● What this task involves
A line counts if it contains the string "title"; say how many such lines there are, giving only the number.

○ ○ ○ ○ ○

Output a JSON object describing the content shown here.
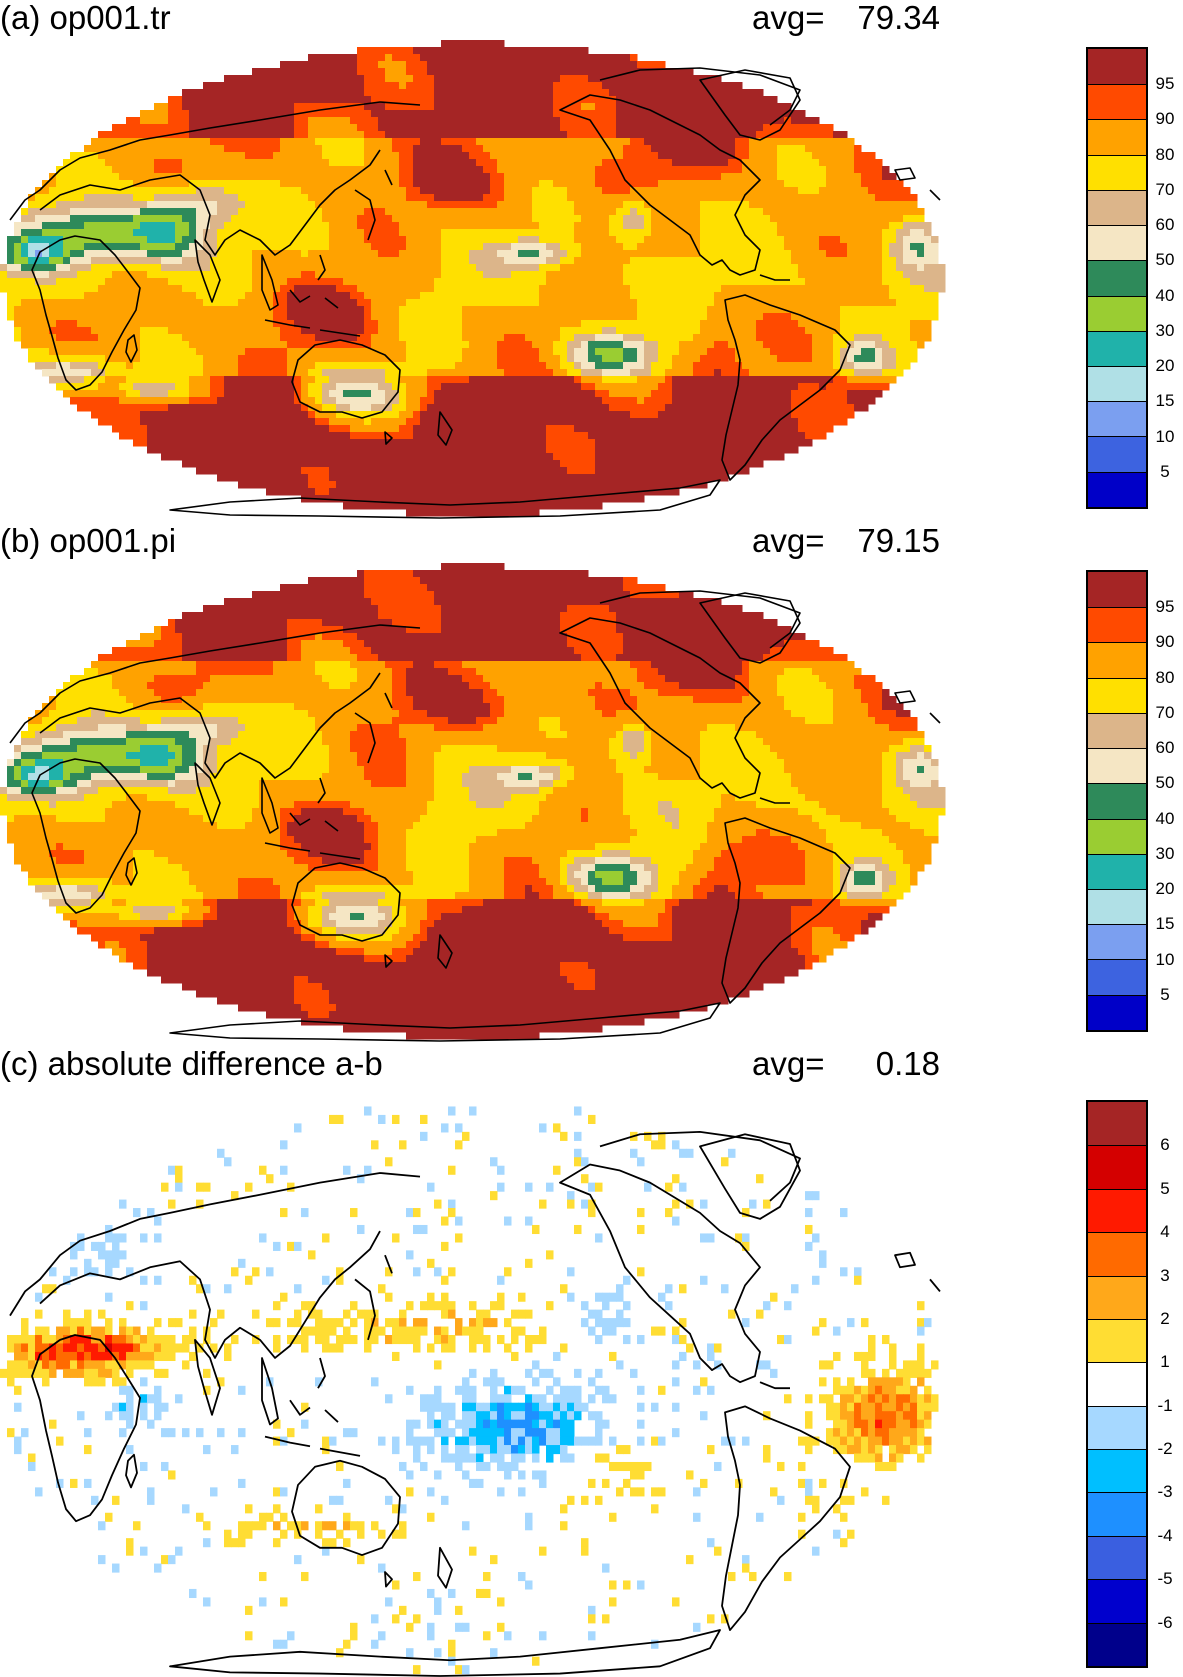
{
  "panels": [
    {
      "id": "a",
      "title": "(a) op001.tr",
      "avg_label": "avg=",
      "avg_value": "79.34",
      "colorbar": {
        "colors": [
          "#a52525",
          "#ff4a00",
          "#ffa200",
          "#ffe000",
          "#dcb58a",
          "#f5e6c4",
          "#2e8a5a",
          "#9acd32",
          "#20b2aa",
          "#b0e0e6",
          "#7b9ff0",
          "#3d63e0",
          "#0000c8"
        ],
        "ticks": [
          "95",
          "90",
          "80",
          "70",
          "60",
          "50",
          "40",
          "30",
          "20",
          "15",
          "10",
          "5"
        ]
      }
    },
    {
      "id": "b",
      "title": "(b) op001.pi",
      "avg_label": "avg=",
      "avg_value": "79.15",
      "colorbar": {
        "colors": [
          "#a52525",
          "#ff4a00",
          "#ffa200",
          "#ffe000",
          "#dcb58a",
          "#f5e6c4",
          "#2e8a5a",
          "#9acd32",
          "#20b2aa",
          "#b0e0e6",
          "#7b9ff0",
          "#3d63e0",
          "#0000c8"
        ],
        "ticks": [
          "95",
          "90",
          "80",
          "70",
          "60",
          "50",
          "40",
          "30",
          "20",
          "15",
          "10",
          "5"
        ]
      }
    },
    {
      "id": "c",
      "title": "(c) absolute difference a-b",
      "avg_label": "avg=",
      "avg_value": "0.18",
      "colorbar": {
        "colors": [
          "#a52525",
          "#d40000",
          "#ff1a00",
          "#ff6a00",
          "#ffa81a",
          "#ffdd33",
          "#ffffff",
          "#a6d8ff",
          "#00bfff",
          "#1e90ff",
          "#3a5fe0",
          "#0000cd",
          "#00008b"
        ],
        "ticks": [
          "6",
          "5",
          "4",
          "3",
          "2",
          "1",
          "-1",
          "-2",
          "-3",
          "-4",
          "-5",
          "-6"
        ]
      }
    }
  ]
}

○ ○ ○ ○ ○

● Result of the task
3